— START Given records —
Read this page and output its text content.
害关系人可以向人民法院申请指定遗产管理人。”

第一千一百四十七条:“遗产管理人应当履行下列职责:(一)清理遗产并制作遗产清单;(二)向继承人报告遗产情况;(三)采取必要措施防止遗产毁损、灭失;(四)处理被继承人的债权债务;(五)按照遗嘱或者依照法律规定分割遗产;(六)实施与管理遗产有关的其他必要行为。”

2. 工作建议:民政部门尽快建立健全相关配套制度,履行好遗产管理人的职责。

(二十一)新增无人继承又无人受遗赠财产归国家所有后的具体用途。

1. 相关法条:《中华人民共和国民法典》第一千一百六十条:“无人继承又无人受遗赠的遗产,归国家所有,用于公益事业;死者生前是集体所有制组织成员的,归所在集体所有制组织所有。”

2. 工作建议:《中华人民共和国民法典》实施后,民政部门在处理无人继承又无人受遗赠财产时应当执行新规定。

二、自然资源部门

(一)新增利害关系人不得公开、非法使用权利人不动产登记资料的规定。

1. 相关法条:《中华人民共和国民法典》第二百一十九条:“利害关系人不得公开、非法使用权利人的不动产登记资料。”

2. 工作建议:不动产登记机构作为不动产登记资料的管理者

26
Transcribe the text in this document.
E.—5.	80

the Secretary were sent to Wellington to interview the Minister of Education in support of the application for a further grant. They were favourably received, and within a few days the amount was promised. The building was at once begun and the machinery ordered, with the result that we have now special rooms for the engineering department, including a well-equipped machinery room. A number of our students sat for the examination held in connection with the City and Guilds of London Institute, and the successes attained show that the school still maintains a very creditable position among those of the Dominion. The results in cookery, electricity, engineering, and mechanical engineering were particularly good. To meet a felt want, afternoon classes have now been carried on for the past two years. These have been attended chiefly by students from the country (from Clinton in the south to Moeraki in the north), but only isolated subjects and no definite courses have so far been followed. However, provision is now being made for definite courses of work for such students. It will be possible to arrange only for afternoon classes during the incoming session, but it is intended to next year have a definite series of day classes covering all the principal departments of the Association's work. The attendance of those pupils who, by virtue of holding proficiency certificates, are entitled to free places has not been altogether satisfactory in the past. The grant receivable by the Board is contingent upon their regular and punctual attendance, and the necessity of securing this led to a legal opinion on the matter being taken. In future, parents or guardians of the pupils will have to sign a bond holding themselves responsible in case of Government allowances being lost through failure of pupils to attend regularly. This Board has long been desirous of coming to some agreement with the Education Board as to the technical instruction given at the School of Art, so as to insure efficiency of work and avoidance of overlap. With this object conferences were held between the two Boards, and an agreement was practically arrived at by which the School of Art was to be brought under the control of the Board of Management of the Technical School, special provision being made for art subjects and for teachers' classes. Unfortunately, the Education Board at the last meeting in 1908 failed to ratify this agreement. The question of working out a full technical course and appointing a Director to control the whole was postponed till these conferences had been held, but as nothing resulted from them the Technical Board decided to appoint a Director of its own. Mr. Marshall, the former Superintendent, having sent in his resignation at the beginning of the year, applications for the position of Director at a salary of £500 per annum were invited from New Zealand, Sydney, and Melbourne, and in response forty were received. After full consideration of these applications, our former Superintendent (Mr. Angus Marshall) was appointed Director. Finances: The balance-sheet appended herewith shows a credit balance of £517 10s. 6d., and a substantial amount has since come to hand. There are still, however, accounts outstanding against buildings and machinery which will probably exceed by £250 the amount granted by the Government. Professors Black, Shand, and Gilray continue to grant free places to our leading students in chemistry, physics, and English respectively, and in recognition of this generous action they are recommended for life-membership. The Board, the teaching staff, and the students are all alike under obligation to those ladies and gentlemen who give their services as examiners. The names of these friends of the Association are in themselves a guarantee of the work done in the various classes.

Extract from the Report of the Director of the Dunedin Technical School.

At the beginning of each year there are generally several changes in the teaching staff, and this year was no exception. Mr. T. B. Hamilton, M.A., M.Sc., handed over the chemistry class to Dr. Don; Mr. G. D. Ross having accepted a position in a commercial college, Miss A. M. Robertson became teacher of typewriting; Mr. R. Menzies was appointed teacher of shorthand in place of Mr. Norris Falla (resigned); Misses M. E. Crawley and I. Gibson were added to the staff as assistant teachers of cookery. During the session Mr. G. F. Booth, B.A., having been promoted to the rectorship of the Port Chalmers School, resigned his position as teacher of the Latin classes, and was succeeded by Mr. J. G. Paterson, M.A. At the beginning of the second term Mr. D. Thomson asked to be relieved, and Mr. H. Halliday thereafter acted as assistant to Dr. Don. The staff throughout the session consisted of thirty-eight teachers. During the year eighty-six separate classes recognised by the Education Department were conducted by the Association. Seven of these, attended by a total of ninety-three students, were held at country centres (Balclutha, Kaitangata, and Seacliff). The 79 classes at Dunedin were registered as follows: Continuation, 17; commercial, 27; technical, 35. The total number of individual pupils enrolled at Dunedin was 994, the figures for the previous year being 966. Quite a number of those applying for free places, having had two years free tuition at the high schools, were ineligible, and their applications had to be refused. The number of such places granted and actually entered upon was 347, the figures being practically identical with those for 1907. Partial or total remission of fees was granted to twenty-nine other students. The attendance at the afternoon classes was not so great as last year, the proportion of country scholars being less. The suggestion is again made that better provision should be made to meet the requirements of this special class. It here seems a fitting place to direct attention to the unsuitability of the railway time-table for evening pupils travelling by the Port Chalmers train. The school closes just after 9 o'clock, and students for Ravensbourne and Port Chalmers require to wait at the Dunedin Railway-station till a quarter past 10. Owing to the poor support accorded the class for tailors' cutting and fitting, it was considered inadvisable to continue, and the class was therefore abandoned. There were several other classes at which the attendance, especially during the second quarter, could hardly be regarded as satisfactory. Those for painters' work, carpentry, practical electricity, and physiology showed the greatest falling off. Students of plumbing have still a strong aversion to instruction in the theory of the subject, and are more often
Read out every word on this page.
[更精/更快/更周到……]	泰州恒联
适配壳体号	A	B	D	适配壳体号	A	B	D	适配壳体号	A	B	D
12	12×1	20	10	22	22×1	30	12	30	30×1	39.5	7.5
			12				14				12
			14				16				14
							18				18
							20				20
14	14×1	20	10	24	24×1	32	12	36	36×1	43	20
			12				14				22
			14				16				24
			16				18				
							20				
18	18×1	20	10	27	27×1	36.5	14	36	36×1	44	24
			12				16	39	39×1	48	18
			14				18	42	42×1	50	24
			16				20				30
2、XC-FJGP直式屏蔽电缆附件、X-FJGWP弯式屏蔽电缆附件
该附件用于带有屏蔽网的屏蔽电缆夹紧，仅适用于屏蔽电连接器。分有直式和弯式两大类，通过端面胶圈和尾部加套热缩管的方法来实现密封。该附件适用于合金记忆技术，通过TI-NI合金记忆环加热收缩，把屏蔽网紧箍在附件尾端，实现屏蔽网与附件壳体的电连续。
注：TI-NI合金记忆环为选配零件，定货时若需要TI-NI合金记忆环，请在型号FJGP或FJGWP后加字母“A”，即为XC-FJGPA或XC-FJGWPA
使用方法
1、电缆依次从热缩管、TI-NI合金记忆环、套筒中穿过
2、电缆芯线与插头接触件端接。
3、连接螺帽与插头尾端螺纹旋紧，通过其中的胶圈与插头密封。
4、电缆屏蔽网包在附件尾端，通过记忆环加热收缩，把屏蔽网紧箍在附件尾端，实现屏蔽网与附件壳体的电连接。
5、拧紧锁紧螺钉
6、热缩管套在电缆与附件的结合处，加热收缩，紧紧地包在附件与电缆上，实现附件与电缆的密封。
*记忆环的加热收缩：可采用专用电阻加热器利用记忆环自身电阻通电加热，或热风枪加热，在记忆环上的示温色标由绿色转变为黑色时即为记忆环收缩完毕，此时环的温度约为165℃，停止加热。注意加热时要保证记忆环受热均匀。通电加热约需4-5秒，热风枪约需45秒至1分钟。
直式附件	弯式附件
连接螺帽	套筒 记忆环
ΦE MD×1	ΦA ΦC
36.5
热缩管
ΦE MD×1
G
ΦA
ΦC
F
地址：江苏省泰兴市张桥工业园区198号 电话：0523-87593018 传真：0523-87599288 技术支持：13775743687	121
— END Given records —
== What the task requires ==
Exactly reproduce the lines beginning with the one that contains "Read out every word on this page." and ending with the last line of the material, both included. Leave out everything else.

== Written answer ==
Read out every word on this page.
[更精/更快/更周到……]	泰州恒联
适配壳体号	A	B	D	适配壳体号	A	B	D	适配壳体号	A	B	D
12	12×1	20	10	22	22×1	30	12	30	30×1	39.5	7.5
			12				14				12
			14				16				14
							18				18
							20				20
14	14×1	20	10	24	24×1	32	12	36	36×1	43	20
			12				14				22
			14				16				24
			16				18				
							20				
18	18×1	20	10	27	27×1	36.5	14	36	36×1	44	24
			12				16	39	39×1	48	18
			14				18	42	42×1	50	24
			16				20				30
2、XC-FJGP直式屏蔽电缆附件、X-FJGWP弯式屏蔽电缆附件
该附件用于带有屏蔽网的屏蔽电缆夹紧，仅适用于屏蔽电连接器。分有直式和弯式两大类，通过端面胶圈和尾部加套热缩管的方法来实现密封。该附件适用于合金记忆技术，通过TI-NI合金记忆环加热收缩，把屏蔽网紧箍在附件尾端，实现屏蔽网与附件壳体的电连续。
注：TI-NI合金记忆环为选配零件，定货时若需要TI-NI合金记忆环，请在型号FJGP或FJGWP后加字母“A”，即为XC-FJGPA或XC-FJGWPA
使用方法
1、电缆依次从热缩管、TI-NI合金记忆环、套筒中穿过
2、电缆芯线与插头接触件端接。
3、连接螺帽与插头尾端螺纹旋紧，通过其中的胶圈与插头密封。
4、电缆屏蔽网包在附件尾端，通过记忆环加热收缩，把屏蔽网紧箍在附件尾端，实现屏蔽网与附件壳体的电连接。
5、拧紧锁紧螺钉
6、热缩管套在电缆与附件的结合处，加热收缩，紧紧地包在附件与电缆上，实现附件与电缆的密封。
*记忆环的加热收缩：可采用专用电阻加热器利用记忆环自身电阻通电加热，或热风枪加热，在记忆环上的示温色标由绿色转变为黑色时即为记忆环收缩完毕，此时环的温度约为165℃，停止加热。注意加热时要保证记忆环受热均匀。通电加热约需4-5秒，热风枪约需45秒至1分钟。
直式附件	弯式附件
连接螺帽	套筒 记忆环
ΦE MD×1	ΦA ΦC
36.5
热缩管
ΦE MD×1
G
ΦA
ΦC
F
地址：江苏省泰兴市张桥工业园区198号 电话：0523-87593018 传真：0523-87599288 技术支持：13775743687	121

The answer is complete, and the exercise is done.